• [DOCUMENT EXCERPT]:
%%

742. Closest Leaf in a Binary Tree

Problem Description

Given a binary tree where each node has a unique value and a target integer k, find the value of the nearest leaf node to the target k. A leaf node is a node with no children. "Nearest" means the minimum number of edges to traverse from the target node to a leaf node.

Solution: DFS + BFS

This solution uses a two-step approach:

  1. Depth-First Search (DFS) to build an adjacency graph: The DFS traversal creates an undirected graph representing the tree's connections. Each node is connected to its parent, left child, and right child. This allows us to easily traverse the tree from any node, regardless of the parent-child relationship.

  2. Breadth-First Search (BFS) to find the closest leaf: Starting from the target node (k), BFS systematically explores the graph level by level. The first leaf node encountered is the closest leaf.

%%

• [RECORD SET]:
%%

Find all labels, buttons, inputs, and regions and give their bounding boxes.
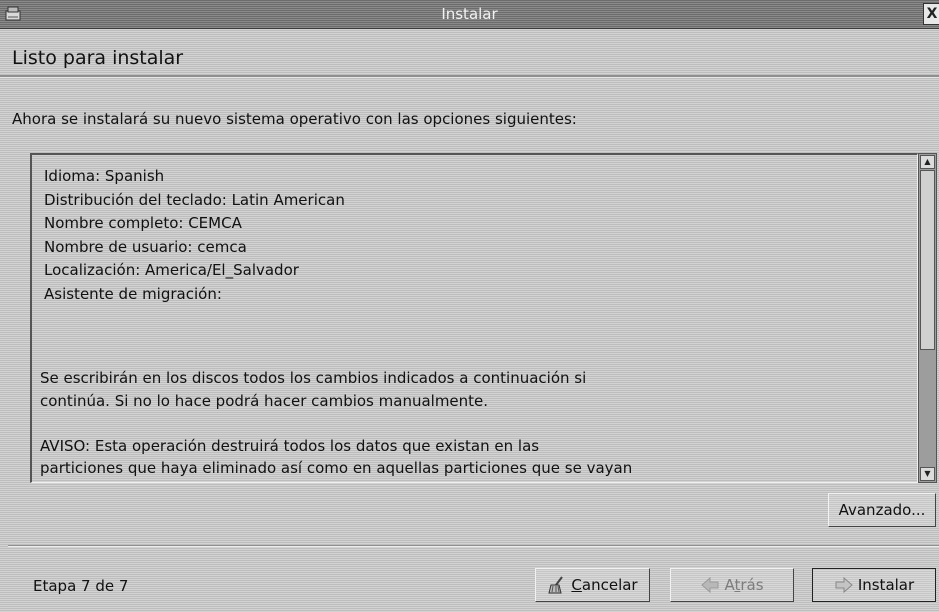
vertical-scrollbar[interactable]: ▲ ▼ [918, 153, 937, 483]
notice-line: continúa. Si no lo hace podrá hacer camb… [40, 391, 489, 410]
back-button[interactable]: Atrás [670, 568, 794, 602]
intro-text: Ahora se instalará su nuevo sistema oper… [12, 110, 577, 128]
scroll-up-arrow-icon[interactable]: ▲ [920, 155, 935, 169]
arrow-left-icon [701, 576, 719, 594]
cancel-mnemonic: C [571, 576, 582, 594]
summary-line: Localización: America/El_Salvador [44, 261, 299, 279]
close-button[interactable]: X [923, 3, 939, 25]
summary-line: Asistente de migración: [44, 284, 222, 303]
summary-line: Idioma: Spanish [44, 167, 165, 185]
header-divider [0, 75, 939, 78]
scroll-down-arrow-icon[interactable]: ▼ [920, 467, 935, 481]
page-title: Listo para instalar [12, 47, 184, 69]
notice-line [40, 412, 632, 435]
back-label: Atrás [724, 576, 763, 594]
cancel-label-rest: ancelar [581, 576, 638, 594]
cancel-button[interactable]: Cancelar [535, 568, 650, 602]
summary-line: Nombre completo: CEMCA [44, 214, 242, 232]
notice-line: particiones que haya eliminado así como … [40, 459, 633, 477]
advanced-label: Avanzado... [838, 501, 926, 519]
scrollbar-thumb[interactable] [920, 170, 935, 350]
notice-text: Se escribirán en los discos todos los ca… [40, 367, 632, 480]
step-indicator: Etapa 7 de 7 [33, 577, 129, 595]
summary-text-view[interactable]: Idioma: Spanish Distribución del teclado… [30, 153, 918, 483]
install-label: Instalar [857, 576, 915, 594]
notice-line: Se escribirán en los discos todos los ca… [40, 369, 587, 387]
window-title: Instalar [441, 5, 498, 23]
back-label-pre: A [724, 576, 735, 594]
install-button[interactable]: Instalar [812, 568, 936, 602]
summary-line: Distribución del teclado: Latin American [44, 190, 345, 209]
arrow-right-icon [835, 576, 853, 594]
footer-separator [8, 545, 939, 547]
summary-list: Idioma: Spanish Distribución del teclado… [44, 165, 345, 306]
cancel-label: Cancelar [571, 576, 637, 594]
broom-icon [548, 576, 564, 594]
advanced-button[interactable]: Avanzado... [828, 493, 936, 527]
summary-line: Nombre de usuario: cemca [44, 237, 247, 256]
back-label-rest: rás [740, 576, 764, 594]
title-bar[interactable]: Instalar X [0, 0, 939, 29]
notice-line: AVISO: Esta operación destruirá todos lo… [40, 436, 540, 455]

%%

• [EXERCISES]:
1. In the listing, reproduce word for word the lines starting at the line that contains "vertical-scrollbar[interactable]: ▲ ▼" and ending at the line that contains "close-button[interactable]: X [923, 3, 939, 25]".
2. Resume the write-up on the closest leaf in a binary tree from the point where it stops.
The closest-leaf text and the listing have nothing to do with each other.

• [ANSWERS FOR THIS EXERCISE]:
1.
vertical-scrollbar[interactable]: ▲ ▼ [918, 153, 937, 483]
notice-line: continúa. Si no lo hace podrá hacer camb… [40, 391, 489, 410]
back-button[interactable]: Atrás [670, 568, 794, 602]
intro-text: Ahora se instalará su nuevo sistema oper… [12, 110, 577, 128]
scroll-up-arrow-icon[interactable]: ▲ [920, 155, 935, 169]
arrow-left-icon [701, 576, 719, 594]
cancel-mnemonic: C [571, 576, 582, 594]
summary-line: Localización: America/El_Salvador [44, 261, 299, 279]
close-button[interactable]: X [923, 3, 939, 25]

2.
Algorithm

  1. DFS:

    • A recursive dfs function traverses the tree.
    • It adds edges to the graph (g) connecting each node to its parent, left child, and right child. The graph is implemented using a dictionary (Python) or map (Java, C++, Go) where keys are nodes and values are lists of adjacent nodes.
    • We pass the parent node (fa) as an argument to connect each node to its parent.

  2. BFS:

    • Initialize a queue q with the target node (the node with value k).
    • Maintain a vis set to keep track of visited nodes during the BFS traversal. This prevents cycles and ensures efficient search.
    • Start BFS:
      • Dequeue a node from q.
      • If it's a leaf node (no children), return its value.
      • Otherwise, add its unvisited neighbors to q and mark them as visited in vis.

Time and Space Complexity

  • Time Complexity: O(N), where N is the number of nodes in the tree. Both DFS and BFS traverse the tree at most once.
  • Space Complexity: O(N) to store the adjacency graph g and the vis set. In the worst case (a skewed tree), the queue in BFS can also take O(N) space.

Code Implementation (Python3, Java, C++, Go)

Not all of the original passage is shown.